=== Listing ===

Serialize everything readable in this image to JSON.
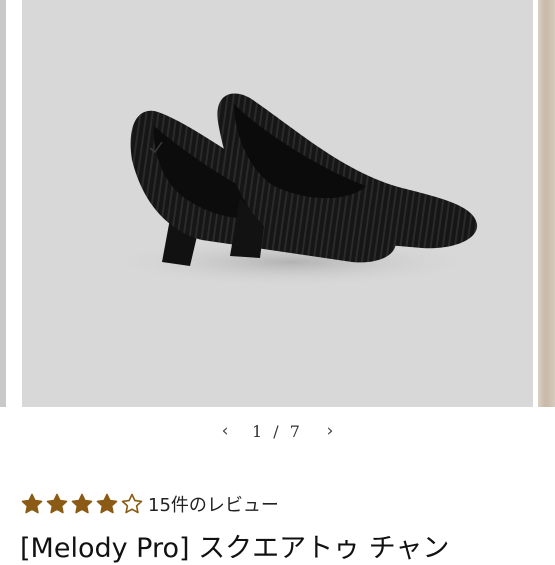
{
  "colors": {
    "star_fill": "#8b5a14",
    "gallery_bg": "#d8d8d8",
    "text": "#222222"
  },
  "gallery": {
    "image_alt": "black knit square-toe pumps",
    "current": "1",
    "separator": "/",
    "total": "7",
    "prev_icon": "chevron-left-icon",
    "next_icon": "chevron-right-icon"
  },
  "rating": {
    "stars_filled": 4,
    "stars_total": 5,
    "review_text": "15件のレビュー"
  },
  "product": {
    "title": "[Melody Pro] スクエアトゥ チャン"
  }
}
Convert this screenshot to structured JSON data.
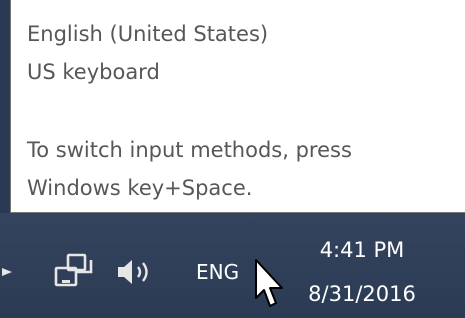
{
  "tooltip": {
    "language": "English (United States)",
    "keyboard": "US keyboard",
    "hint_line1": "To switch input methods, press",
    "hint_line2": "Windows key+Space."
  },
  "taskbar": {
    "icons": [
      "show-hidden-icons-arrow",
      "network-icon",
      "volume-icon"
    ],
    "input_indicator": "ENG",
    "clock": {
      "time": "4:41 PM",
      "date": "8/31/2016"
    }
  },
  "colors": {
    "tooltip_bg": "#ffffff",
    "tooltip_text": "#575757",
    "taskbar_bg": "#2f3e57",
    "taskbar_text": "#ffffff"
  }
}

=== Given exercise ===
A faithful copy of the records above is needed, with the pictures left out.

=== Solution ===
Serialize everything readable in this image to JSON.
{
  "colors": {
    "star_fill": "#8b5a14",
    "gallery_bg": "#d8d8d8",
    "text": "#222222"
  },
  "gallery": {
    "image_alt": "black knit square-toe pumps",
    "current": "1",
    "separator": "/",
    "total": "7",
    "prev_icon": "chevron-left-icon",
    "next_icon": "chevron-right-icon"
  },
  "rating": {
    "stars_filled": 4,
    "stars_total": 5,
    "review_text": "15件のレビュー"
  },
  "product": {
    "title": "[Melody Pro] スクエアトゥ チャン"
  }
}
Convert this screenshot to structured JSON data.
{
  "tooltip": {
    "language": "English (United States)",
    "keyboard": "US keyboard",
    "hint_line1": "To switch input methods, press",
    "hint_line2": "Windows key+Space."
  },
  "taskbar": {
    "icons": [
      "show-hidden-icons-arrow",
      "network-icon",
      "volume-icon"
    ],
    "input_indicator": "ENG",
    "clock": {
      "time": "4:41 PM",
      "date": "8/31/2016"
    }
  },
  "colors": {
    "tooltip_bg": "#ffffff",
    "tooltip_text": "#575757",
    "taskbar_bg": "#2f3e57",
    "taskbar_text": "#ffffff"
  }
}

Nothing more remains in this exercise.